>>>

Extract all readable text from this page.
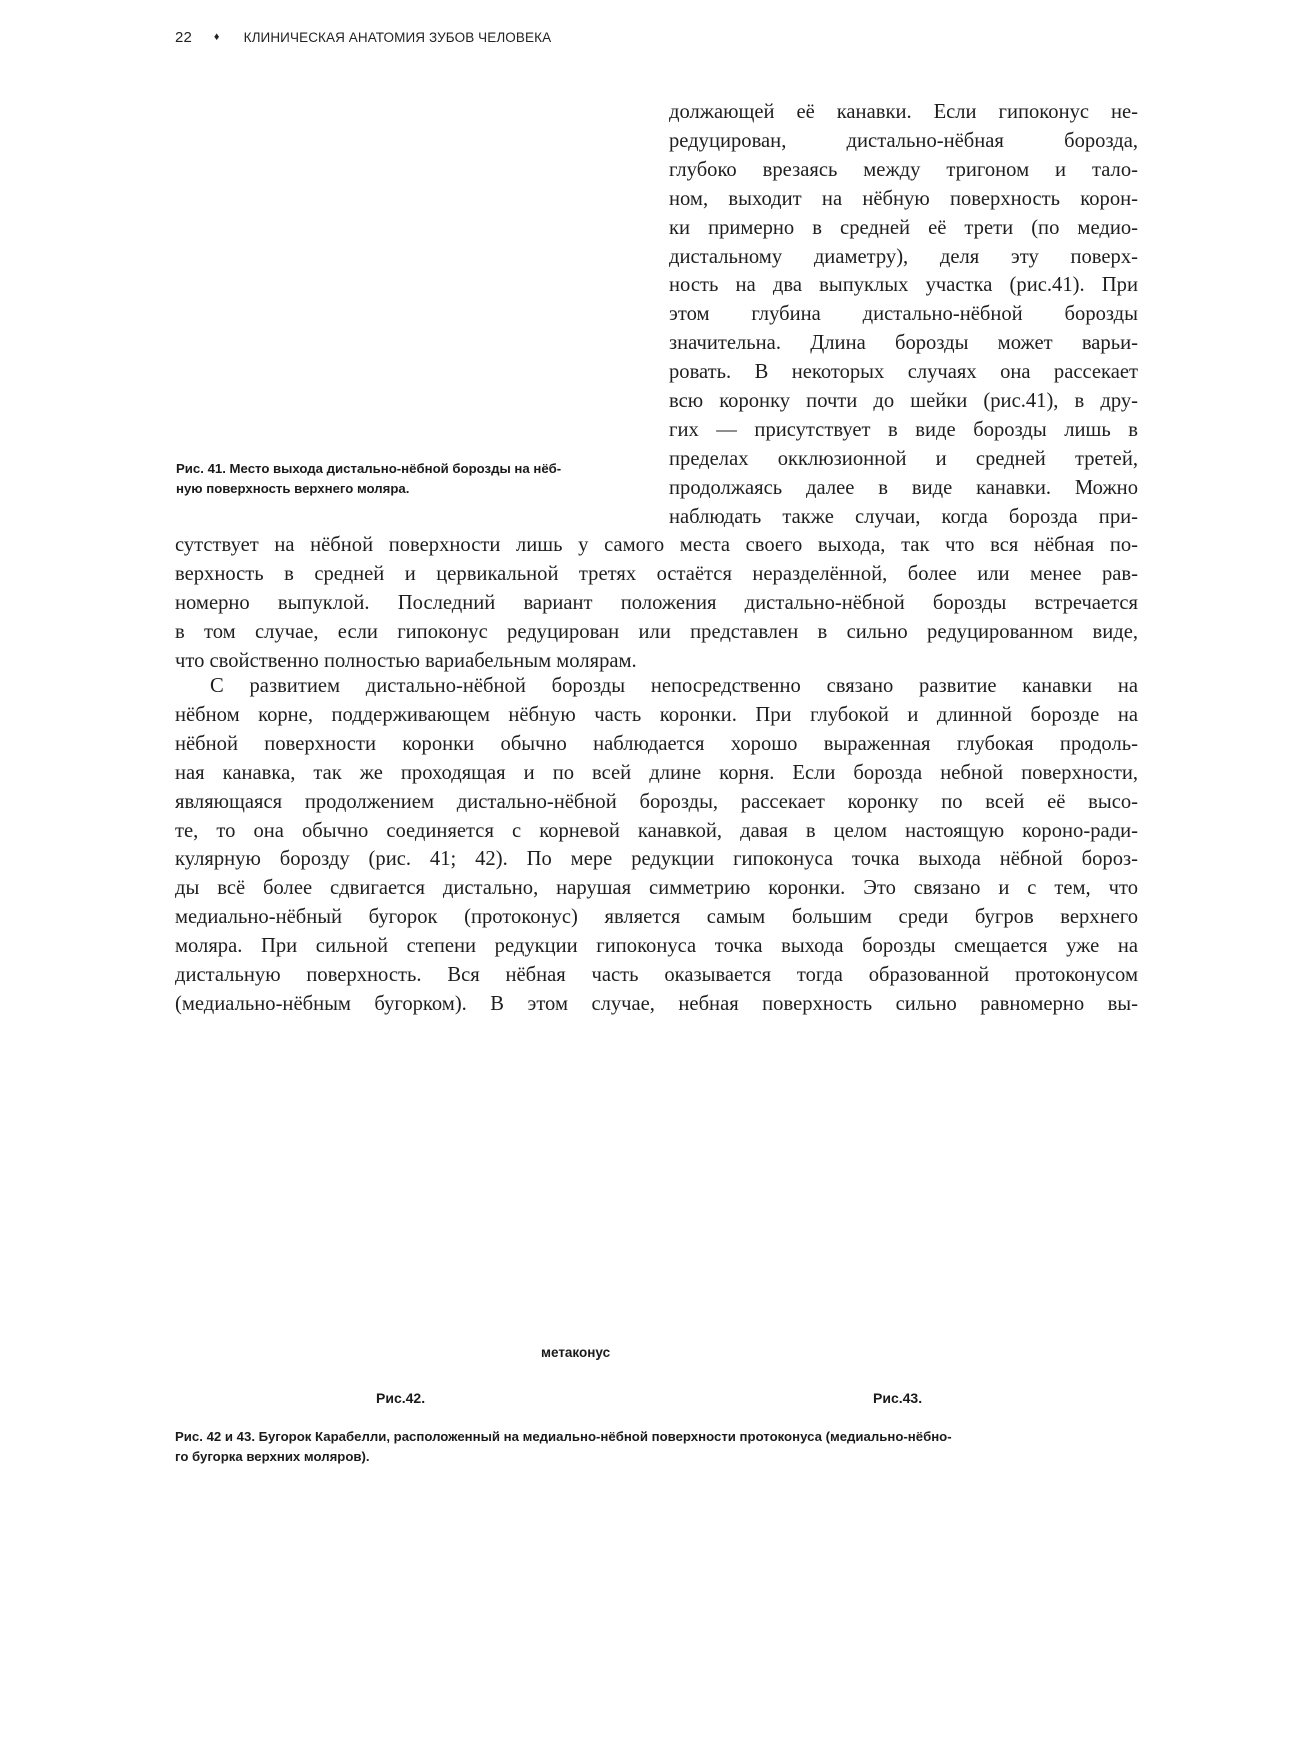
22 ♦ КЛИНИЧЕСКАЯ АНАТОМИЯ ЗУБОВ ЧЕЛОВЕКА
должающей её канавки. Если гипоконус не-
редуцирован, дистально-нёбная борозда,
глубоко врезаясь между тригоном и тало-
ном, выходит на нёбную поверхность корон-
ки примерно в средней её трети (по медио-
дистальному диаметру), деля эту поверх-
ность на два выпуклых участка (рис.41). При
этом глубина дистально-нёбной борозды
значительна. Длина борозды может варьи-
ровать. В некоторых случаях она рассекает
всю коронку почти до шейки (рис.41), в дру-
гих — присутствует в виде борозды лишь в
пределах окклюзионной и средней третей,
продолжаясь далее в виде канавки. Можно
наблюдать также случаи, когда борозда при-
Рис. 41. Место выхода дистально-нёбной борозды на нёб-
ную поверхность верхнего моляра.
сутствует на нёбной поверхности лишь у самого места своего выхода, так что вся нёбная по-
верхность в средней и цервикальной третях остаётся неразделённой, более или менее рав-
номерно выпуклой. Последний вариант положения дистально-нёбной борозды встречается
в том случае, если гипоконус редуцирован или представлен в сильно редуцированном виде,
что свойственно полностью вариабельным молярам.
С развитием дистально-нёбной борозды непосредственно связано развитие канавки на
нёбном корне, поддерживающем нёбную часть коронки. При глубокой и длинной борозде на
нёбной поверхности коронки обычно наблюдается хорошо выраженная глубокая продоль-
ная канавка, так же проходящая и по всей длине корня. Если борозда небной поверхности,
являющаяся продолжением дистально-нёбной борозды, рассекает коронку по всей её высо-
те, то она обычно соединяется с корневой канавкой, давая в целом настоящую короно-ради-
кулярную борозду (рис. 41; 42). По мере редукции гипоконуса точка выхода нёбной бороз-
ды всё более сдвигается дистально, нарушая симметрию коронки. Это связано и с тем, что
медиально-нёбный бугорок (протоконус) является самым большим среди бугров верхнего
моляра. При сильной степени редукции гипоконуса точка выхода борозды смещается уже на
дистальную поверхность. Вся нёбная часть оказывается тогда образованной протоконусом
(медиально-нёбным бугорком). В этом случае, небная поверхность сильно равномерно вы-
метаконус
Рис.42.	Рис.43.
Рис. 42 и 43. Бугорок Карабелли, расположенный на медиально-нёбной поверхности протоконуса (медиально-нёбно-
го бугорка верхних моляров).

<<<
>>>

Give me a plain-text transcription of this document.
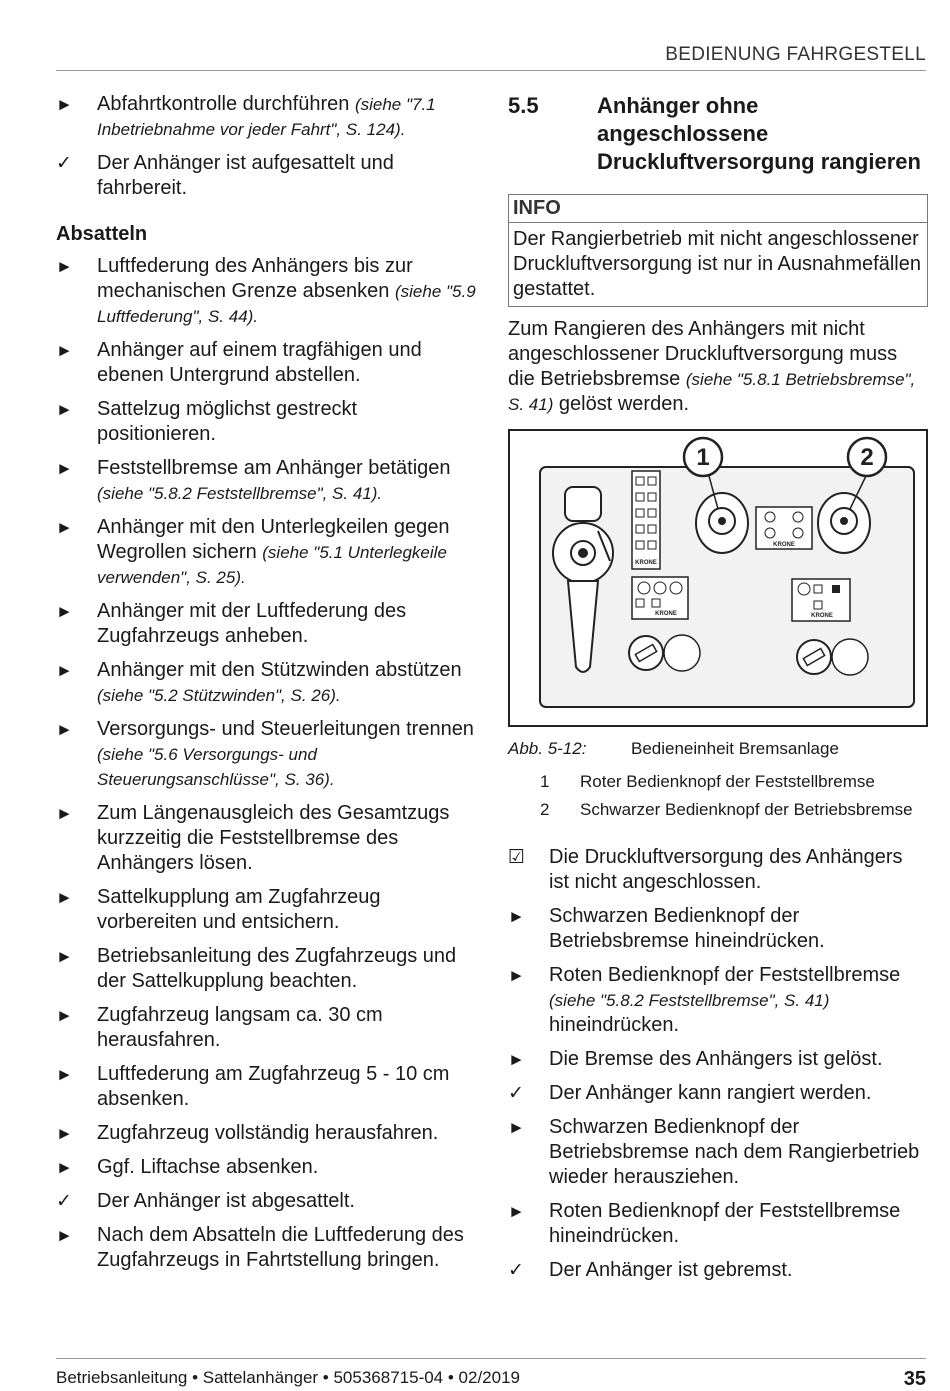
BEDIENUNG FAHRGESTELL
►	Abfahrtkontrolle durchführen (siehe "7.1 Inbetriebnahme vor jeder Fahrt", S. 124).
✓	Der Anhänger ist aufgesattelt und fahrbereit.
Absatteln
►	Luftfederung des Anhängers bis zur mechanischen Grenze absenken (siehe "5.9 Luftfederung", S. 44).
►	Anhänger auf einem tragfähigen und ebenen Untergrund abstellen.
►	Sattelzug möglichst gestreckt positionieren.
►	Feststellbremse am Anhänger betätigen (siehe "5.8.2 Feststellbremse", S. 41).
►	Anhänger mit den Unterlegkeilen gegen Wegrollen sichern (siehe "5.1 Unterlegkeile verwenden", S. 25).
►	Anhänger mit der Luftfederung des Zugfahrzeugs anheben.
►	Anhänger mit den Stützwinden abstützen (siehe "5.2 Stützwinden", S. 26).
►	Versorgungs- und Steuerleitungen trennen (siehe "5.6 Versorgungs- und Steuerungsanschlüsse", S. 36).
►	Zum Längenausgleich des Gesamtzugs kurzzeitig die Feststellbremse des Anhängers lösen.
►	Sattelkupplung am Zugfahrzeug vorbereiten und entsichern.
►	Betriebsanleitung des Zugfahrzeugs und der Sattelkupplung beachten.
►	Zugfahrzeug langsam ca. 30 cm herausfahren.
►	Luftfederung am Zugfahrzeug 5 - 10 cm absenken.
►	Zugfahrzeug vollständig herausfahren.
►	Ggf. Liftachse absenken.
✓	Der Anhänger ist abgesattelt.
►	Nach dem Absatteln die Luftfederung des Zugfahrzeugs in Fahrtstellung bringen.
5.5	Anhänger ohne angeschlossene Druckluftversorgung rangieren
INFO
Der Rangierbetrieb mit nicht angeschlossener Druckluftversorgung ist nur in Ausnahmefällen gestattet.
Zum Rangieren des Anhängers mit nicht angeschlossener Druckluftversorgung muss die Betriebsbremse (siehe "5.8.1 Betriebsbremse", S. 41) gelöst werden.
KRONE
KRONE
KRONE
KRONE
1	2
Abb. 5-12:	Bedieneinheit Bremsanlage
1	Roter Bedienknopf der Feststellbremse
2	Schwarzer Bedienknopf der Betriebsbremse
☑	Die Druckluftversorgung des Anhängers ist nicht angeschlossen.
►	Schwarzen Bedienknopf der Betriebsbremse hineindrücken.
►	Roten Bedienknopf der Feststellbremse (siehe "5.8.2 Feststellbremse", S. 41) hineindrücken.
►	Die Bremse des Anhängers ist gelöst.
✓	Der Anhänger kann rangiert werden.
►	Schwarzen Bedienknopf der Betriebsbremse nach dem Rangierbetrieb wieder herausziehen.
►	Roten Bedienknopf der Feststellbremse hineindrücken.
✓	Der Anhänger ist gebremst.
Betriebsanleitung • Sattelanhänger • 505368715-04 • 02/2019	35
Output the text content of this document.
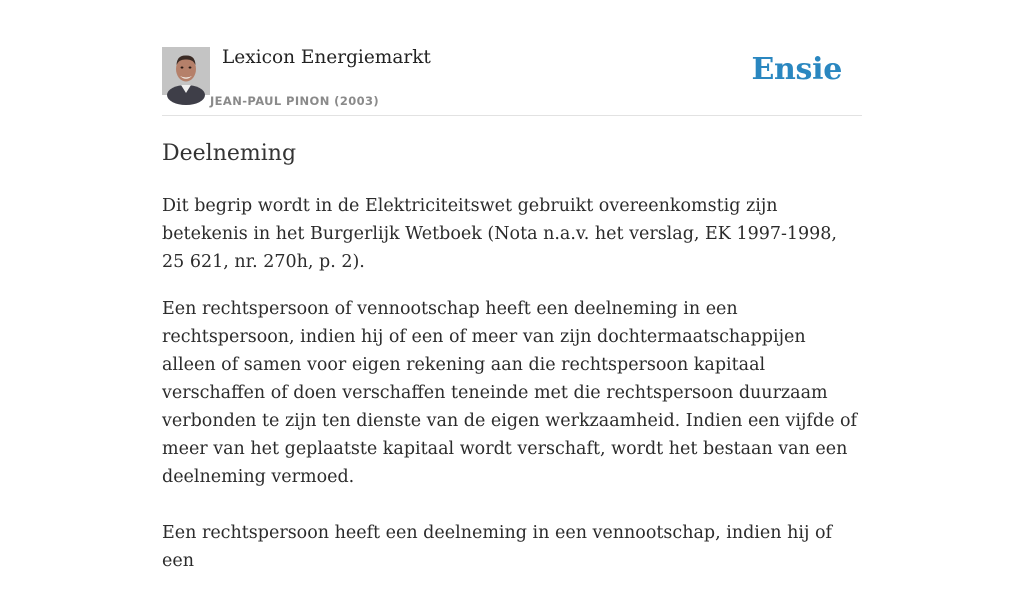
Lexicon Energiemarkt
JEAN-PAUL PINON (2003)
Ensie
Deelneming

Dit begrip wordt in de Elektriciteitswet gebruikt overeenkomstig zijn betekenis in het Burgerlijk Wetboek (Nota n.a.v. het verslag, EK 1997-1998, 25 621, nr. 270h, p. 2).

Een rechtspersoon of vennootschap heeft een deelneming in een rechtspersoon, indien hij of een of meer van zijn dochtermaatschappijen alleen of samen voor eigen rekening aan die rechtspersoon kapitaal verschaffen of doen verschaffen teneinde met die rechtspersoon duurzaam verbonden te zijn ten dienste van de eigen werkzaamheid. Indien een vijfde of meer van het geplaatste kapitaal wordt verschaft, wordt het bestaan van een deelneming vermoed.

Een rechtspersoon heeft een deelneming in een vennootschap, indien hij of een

<<<
>>>

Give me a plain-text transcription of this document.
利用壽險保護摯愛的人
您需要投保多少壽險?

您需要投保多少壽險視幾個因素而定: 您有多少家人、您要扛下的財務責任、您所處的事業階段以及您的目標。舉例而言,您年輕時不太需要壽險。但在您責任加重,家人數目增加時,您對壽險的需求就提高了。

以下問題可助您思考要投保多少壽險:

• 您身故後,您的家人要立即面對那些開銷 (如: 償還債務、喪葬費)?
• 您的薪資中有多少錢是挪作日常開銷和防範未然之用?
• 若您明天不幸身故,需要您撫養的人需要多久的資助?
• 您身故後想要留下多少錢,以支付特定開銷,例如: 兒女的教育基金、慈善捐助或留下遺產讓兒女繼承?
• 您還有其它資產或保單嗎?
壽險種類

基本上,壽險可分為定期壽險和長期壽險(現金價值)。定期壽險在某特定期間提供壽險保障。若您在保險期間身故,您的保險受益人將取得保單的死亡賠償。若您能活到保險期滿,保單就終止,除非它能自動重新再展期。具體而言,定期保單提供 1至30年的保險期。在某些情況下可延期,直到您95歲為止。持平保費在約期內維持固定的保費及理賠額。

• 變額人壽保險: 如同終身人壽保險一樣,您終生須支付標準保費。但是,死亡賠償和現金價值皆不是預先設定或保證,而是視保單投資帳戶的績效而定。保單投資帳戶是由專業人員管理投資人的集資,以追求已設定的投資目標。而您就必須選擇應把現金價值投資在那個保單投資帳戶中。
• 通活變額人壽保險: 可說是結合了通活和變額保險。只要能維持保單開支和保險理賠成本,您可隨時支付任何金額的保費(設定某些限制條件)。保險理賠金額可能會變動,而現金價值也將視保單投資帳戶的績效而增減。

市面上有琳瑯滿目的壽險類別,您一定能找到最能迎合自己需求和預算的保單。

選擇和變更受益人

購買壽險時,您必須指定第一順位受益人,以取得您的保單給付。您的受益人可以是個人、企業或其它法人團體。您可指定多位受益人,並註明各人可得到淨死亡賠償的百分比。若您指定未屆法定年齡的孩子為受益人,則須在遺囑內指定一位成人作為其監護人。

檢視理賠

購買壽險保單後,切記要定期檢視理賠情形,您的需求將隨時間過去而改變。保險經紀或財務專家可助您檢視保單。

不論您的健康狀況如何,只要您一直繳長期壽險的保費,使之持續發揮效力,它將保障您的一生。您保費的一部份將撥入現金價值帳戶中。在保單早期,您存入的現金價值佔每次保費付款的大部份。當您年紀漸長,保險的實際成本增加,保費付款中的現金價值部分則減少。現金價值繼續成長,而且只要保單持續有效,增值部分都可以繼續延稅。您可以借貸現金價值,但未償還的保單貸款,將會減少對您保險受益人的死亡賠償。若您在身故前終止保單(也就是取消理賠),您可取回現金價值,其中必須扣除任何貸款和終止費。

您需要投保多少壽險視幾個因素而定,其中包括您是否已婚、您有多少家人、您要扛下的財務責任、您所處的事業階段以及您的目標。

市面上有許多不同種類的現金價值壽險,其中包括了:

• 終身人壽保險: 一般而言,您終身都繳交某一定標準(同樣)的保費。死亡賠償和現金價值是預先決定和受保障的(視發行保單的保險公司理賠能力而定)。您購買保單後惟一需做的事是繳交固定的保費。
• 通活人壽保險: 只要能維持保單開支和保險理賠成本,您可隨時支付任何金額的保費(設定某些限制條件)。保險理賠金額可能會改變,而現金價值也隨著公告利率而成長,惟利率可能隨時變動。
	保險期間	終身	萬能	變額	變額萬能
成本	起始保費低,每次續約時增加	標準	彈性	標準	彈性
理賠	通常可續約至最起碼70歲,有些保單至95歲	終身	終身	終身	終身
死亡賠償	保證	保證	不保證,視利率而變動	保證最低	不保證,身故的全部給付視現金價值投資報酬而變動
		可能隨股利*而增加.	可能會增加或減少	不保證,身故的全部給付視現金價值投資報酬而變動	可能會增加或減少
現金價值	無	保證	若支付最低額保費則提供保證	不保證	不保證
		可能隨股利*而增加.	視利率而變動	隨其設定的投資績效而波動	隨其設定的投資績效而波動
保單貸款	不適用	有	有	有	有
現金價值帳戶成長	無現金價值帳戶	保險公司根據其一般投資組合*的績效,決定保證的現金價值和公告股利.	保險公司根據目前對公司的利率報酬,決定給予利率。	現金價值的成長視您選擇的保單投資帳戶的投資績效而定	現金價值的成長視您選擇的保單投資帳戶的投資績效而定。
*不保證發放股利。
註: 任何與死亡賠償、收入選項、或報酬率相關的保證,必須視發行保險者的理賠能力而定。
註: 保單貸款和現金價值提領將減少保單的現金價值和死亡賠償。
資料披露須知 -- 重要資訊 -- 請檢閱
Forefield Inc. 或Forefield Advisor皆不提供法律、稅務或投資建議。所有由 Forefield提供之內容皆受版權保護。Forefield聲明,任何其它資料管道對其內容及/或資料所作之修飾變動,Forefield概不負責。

<<<

Filter the records above for lines containing the word "nicht", and copy those lines.

Der Rangierbetrieb mit nicht angeschlossener Druckluftversorgung ist nur in Ausnahmefällen gestattet.
Zum Rangieren des Anhängers mit nicht angeschlossener Druckluftversorgung muss die Betriebsbremse (siehe "5.8.1 Betriebsbremse", S. 41) gelöst werden.
☑	Die Druckluftversorgung des Anhängers ist nicht angeschlossen.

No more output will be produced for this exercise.